Dataset excerpts:

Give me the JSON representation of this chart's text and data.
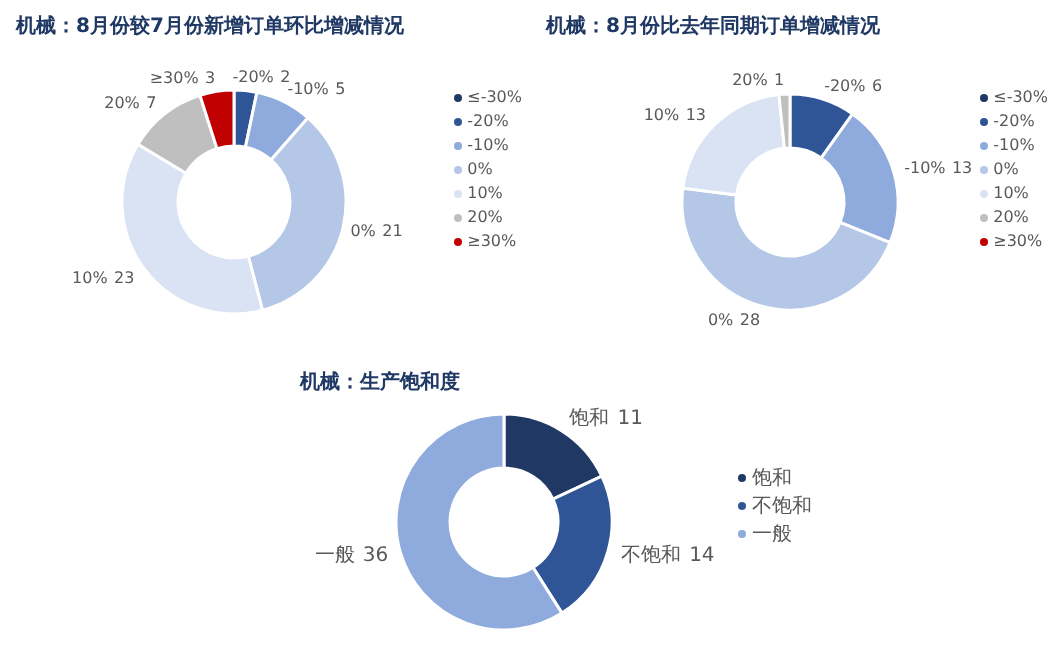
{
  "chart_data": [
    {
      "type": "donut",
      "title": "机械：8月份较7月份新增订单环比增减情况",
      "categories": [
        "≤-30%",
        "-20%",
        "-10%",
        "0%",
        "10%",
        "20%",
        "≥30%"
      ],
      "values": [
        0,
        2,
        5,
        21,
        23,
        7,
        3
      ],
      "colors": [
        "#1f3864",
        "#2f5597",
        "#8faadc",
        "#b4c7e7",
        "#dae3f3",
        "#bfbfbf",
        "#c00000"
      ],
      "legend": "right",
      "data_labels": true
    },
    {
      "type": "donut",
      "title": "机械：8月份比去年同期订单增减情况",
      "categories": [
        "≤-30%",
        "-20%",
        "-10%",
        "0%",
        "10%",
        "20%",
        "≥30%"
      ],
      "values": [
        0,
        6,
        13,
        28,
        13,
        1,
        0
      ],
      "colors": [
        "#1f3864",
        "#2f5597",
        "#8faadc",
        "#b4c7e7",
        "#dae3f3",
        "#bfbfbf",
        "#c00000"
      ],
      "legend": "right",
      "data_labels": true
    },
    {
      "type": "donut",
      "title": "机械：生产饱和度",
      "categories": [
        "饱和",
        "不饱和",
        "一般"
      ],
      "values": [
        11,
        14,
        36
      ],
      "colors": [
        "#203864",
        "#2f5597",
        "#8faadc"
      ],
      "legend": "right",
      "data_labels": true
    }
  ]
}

Do this: Identify every line where the string "title" appears.

Exercise answer:
      "title": "机械：8月份较7月份新增订单环比增减情况",
      "title": "机械：8月份比去年同期订单增减情况",
      "title": "机械：生产饱和度",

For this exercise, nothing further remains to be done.